▸ Objective
How many lines of these entries hold the string "DataBase"? Reply with the number alone.

▸ Rows
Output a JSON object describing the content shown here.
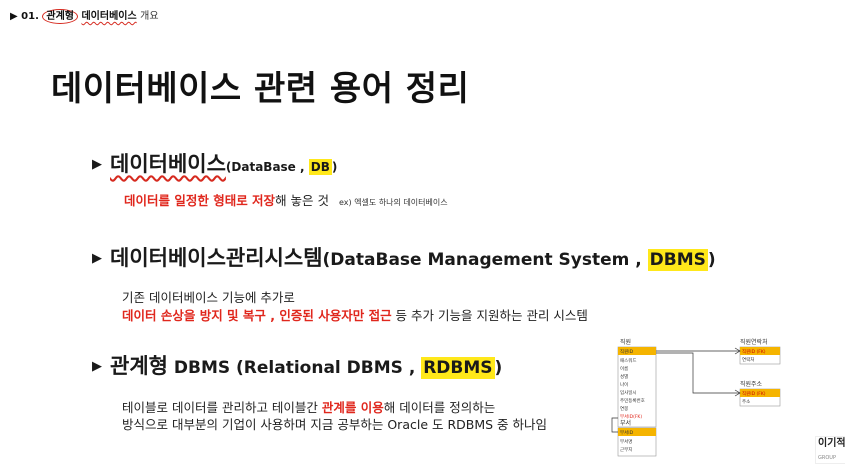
{
  "breadcrumb": {
    "prefix": "▶ 01.",
    "circled": "관계형",
    "wavy": "데이터베이스",
    "suffix": "개요"
  },
  "title": "데이터베이스 관련 용어 정리",
  "sections": [
    {
      "bullet": "▶",
      "term": "데이터베이스",
      "paren_prefix": "(DataBase , ",
      "abbr": "DB",
      "paren_suffix": ")",
      "desc_red": "데이터를 일정한 형태로 저장",
      "desc_rest": "해 놓은 것",
      "note": "ex) 엑셀도 하나의 데이터베이스"
    },
    {
      "bullet": "▶",
      "term": "데이터베이스관리시스템",
      "paren_prefix": "(DataBase Management System , ",
      "abbr": "DBMS",
      "paren_suffix": ")",
      "line1": "기존 데이터베이스 기능에 추가로",
      "line2_red": "데이터 손상을 방지 및 복구 , 인증된 사용자만 접근",
      "line2_rest": " 등 추가 기능을 지원하는 관리 시스템"
    },
    {
      "bullet": "▶",
      "term": "관계형",
      "paren_prefix": " DBMS (Relational DBMS , ",
      "abbr": "RDBMS",
      "paren_suffix": ")",
      "line1_a": "테이블로 데이터를 관리하고 테이블간 ",
      "line1_red": "관계를 이용",
      "line1_b": "해 데이터를 정의하는",
      "line2": "방식으로 대부분의 기업이 사용하며 지금 공부하는 Oracle 도 RDBMS 중 하나임"
    }
  ],
  "erd": {
    "employee": {
      "name": "직원",
      "fields": [
        "직원ID",
        "패스워드",
        "이름",
        "성별",
        "나이",
        "입사일시",
        "주민등록번호",
        "연봉",
        "부서ID(FK)"
      ]
    },
    "contact": {
      "name": "직원연락처",
      "fields": [
        "직원ID (FK)",
        "연락처"
      ]
    },
    "address": {
      "name": "직원주소",
      "fields": [
        "직원ID (FK)",
        "주소"
      ]
    },
    "dept": {
      "name": "부서",
      "fields": [
        "부서ID",
        "부서명",
        "근무지"
      ]
    }
  },
  "logo": {
    "text": "이기적",
    "sub": "GROUP STUDY"
  },
  "colors": {
    "accent_red": "#e0271d",
    "highlight": "#ffe81a",
    "erd_key": "#f5b400"
  }
}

▸ Complete response
2